I have to give Sleepy Hollow credit for keeping me on my toes this season like never before. While I admit that this compliment is a slightly trolly thing to say — part of keeping me on my toes has meant inconsistent quality from one episode to the next — I still maintain that “Sins of the Father,” which aired two weeks ago, has been the best installment of the entire series. The compliment I’m really trying to pay here, though, is that Sleepy’s becoming quite skilled at subverting its own tropes and clichés, offering an unexpected left turn or delightful surprise just when you think the plot’s about to go all fill-in-the-dots.
If you follow Sleepy Hollow’s various Twitter accounts, you probably know that the writers and producers like to refer to the show’s supernaturally revisionist folklore (“George Washington was a zombie!” “Benjamin Franklin had a demon key to purgatory!”) as “twistory.” Because I’m seemingly obsessed with the meta-ness of Sleepy Hollow, I’d like to think that SH is starting to apply the rules of twistory to its own universe and its own storylines. (A note about all my meta talk: To me, there’s always been a whiff of camp permeating SH, and a prime intention of camp is to establish a bond of winky-winky knowingness — in other words, meta-ness — between performer and audience. So yeah, I always end up searching for how the show’s kind of subtly playing to or even toying with its viewers. End of C-minus lit crit paper!) “Into the Wild” is basically an episode of Sleepy Hollow that took a bunch of the show’s usual episodic crutches and niftily whittled them into the metaphoric equivalent of Verslinder-slaying spears.

## Supplied information

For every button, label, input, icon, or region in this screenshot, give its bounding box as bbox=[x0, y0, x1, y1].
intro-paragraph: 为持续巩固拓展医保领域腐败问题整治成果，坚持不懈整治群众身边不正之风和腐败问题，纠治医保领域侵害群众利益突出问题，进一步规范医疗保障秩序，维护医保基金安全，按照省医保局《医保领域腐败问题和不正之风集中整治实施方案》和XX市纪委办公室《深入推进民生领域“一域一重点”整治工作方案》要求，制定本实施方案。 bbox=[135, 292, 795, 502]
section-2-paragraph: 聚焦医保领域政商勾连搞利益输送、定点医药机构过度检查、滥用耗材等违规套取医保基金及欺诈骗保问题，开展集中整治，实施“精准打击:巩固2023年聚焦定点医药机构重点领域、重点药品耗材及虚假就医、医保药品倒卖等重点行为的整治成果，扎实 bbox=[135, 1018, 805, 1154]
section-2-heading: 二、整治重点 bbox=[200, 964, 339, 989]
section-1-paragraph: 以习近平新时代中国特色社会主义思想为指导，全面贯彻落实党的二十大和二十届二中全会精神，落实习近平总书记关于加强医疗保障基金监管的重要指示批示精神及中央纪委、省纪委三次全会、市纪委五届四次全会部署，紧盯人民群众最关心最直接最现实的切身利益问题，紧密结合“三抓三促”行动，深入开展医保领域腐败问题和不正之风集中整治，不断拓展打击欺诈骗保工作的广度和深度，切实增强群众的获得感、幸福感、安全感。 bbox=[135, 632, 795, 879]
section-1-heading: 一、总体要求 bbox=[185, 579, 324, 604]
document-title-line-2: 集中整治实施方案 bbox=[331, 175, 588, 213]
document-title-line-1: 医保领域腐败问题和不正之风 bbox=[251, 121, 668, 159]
---
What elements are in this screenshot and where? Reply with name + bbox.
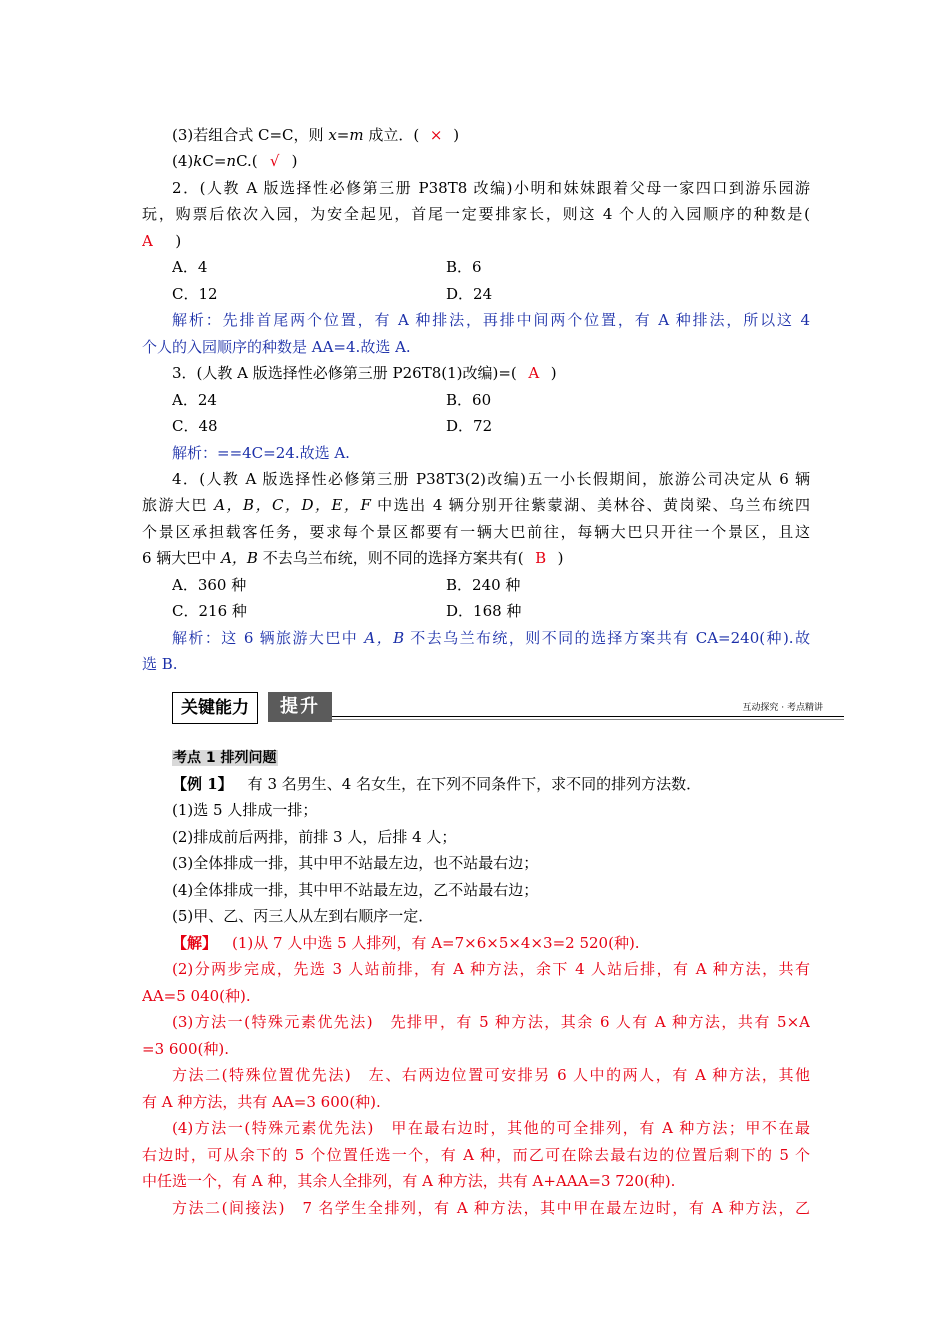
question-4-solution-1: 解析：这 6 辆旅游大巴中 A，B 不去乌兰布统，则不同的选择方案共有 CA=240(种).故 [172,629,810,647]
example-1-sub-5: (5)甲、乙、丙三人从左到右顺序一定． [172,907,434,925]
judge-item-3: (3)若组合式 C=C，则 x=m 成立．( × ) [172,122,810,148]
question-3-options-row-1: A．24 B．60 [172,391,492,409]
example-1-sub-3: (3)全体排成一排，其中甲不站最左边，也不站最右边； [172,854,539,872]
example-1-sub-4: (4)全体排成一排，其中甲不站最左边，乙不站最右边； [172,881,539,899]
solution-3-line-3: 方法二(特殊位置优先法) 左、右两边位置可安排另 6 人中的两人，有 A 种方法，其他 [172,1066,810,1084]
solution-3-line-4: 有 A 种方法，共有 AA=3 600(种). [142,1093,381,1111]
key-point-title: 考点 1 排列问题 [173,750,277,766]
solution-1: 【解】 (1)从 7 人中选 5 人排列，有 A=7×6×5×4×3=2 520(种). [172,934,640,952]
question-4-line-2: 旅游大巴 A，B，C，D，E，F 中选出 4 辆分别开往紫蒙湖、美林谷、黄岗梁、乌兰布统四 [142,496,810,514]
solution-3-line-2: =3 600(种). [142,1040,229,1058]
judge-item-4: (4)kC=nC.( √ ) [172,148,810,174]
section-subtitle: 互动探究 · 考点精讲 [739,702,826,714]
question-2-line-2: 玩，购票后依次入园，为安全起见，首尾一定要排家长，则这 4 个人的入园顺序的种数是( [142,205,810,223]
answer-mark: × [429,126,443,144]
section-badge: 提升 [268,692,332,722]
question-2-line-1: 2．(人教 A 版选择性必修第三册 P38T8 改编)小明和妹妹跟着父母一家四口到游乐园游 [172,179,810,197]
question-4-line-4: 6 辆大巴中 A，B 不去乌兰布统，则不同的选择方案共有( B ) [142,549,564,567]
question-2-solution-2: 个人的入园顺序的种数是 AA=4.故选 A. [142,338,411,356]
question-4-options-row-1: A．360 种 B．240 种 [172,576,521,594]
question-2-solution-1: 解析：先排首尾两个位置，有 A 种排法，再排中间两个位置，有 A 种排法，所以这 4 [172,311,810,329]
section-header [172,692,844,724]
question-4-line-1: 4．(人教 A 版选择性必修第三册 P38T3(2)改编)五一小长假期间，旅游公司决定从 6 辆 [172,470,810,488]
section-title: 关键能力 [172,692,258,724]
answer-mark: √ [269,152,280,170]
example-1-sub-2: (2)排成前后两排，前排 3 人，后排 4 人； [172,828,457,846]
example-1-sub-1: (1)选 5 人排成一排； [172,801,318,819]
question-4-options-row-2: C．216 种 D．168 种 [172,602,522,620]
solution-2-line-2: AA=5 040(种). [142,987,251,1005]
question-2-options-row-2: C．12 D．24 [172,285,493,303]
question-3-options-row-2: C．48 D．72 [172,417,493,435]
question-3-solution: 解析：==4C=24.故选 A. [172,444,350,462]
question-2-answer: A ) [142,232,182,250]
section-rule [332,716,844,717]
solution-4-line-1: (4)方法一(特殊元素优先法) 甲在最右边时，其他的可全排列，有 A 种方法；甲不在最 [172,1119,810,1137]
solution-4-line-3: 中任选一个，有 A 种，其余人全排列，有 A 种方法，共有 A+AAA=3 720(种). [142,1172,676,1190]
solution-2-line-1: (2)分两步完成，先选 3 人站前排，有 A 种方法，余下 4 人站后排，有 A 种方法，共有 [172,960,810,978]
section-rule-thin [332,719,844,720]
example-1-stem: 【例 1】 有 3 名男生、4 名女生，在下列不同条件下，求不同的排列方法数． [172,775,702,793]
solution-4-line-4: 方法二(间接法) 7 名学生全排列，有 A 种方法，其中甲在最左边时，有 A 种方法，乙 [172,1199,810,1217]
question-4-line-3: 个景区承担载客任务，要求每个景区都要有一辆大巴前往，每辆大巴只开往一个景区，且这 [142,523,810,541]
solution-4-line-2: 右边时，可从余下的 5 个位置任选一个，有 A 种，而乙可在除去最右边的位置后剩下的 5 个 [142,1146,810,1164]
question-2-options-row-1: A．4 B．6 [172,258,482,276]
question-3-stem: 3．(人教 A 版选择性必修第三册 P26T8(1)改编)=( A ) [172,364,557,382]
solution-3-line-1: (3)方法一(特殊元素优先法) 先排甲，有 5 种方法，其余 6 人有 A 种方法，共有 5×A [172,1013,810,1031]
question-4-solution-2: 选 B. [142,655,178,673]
* * *
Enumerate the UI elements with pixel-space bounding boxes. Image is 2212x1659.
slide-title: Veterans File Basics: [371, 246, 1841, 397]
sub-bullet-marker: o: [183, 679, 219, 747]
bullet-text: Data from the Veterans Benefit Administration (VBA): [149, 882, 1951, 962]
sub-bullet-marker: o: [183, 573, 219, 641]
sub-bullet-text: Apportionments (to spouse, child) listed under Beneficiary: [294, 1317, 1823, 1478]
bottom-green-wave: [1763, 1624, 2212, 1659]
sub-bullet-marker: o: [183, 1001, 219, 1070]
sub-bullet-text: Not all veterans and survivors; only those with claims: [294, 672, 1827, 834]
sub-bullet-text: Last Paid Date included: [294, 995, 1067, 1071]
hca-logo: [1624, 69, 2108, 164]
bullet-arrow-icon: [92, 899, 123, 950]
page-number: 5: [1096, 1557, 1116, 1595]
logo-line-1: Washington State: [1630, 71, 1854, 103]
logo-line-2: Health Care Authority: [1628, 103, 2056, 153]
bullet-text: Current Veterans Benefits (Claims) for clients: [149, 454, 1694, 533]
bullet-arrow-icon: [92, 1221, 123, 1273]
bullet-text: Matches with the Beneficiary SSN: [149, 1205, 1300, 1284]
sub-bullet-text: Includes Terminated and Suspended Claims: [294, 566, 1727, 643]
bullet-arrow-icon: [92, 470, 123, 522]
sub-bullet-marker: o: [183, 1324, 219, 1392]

## Work to complete
A. Which episode does the Sleepy Hollow review call the best installment of the entire series?
B. Carry on the Sleepy Hollow review from the point where it stops.
None of the material above is needed here.

## Task-by-task answers
A. "Sins of the Father"

B.
After working out some residual netherworld anxiety on a local rock-climbing wall (episodic crutch I’ll never tire of: Super-close-up opening shot of a witness seemingly in peril, then cutting to a wide shot to reveal they’re just playing chess or doing something leisurely or whatever), Abbie’s off to spend the weekend doing survival training in the woods with her FBI homies. Episodic crutch I normally can’t stand: Ichabbie separated! Especially for silly reasons like (ugh) work. We all know the best part of Sleepy Hollow, really its raison d’etre, is to see Abbie and Crane together. Boo survival training!
Except I really liked what unfolded next. Coupling up Abbie and Sophie to slay the Verslinder (yet another disgusting and triumphant creation from the visual-effects department) was refreshing because both ladies ditched the chips that often rest on their shoulders and got down to the business at hand. They had each other’s backs and there wasn’t any bickering about how best to go about kicking ass. I wouldn’t normally expect straightforward, almost goody-two-shoes teamwork from this twosome. But considering that good vs. evil is the ur-text of SH and its moral code, I am all for this bit of old-fashioned do-goodism.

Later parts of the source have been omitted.